Exercise inputs:
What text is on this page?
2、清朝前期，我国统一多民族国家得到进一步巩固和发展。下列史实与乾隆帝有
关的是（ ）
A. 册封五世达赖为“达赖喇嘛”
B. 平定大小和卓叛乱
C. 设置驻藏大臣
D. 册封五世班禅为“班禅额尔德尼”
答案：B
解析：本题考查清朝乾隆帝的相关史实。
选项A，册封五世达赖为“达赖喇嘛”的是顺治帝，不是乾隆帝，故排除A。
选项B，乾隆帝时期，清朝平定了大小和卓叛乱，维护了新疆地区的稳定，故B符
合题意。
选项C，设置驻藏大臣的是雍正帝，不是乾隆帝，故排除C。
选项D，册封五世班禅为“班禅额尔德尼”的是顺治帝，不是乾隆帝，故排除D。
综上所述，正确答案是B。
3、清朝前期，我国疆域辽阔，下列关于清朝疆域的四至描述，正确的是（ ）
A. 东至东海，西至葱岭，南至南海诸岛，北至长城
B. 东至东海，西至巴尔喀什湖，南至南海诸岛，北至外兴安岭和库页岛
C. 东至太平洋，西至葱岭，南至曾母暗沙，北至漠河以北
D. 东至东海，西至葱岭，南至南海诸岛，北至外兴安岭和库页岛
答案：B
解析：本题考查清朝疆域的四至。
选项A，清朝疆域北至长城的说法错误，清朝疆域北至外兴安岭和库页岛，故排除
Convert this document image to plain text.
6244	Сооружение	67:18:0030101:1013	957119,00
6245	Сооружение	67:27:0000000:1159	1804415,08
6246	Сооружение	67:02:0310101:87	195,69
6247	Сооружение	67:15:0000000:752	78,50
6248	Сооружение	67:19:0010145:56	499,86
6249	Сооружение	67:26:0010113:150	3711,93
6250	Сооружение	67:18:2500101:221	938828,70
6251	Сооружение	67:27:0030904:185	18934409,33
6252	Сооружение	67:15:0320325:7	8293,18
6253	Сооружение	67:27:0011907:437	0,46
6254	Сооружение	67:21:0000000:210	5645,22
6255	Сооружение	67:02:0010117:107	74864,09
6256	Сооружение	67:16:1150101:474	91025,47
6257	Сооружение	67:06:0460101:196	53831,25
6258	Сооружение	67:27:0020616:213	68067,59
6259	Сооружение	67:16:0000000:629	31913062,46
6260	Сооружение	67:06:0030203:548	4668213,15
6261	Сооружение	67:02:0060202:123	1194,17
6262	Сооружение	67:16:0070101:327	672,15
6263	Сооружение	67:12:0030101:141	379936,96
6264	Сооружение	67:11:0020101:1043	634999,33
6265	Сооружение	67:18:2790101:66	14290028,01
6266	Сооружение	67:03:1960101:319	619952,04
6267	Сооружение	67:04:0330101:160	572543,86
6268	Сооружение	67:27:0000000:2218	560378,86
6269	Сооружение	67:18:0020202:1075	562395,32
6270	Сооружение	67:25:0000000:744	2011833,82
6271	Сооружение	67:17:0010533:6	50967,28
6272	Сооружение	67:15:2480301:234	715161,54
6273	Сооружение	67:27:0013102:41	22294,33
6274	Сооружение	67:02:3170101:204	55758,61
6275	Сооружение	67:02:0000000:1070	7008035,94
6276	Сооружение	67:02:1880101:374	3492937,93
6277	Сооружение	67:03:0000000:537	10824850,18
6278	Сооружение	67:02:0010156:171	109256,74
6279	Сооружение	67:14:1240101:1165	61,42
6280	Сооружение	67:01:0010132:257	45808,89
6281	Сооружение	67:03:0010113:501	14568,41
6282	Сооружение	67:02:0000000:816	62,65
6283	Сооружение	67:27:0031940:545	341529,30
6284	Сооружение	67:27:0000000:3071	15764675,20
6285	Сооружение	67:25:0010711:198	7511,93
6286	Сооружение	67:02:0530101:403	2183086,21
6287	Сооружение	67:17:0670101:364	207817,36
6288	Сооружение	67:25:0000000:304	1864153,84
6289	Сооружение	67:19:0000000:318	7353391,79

Problem description: Pull out every line in the data above that has the word "西至葱岭".

Written answer:
A. 东至东海，西至葱岭，南至南海诸岛，北至长城
C. 东至太平洋，西至葱岭，南至曾母暗沙，北至漠河以北
D. 东至东海，西至葱岭，南至南海诸岛，北至外兴安岭和库页岛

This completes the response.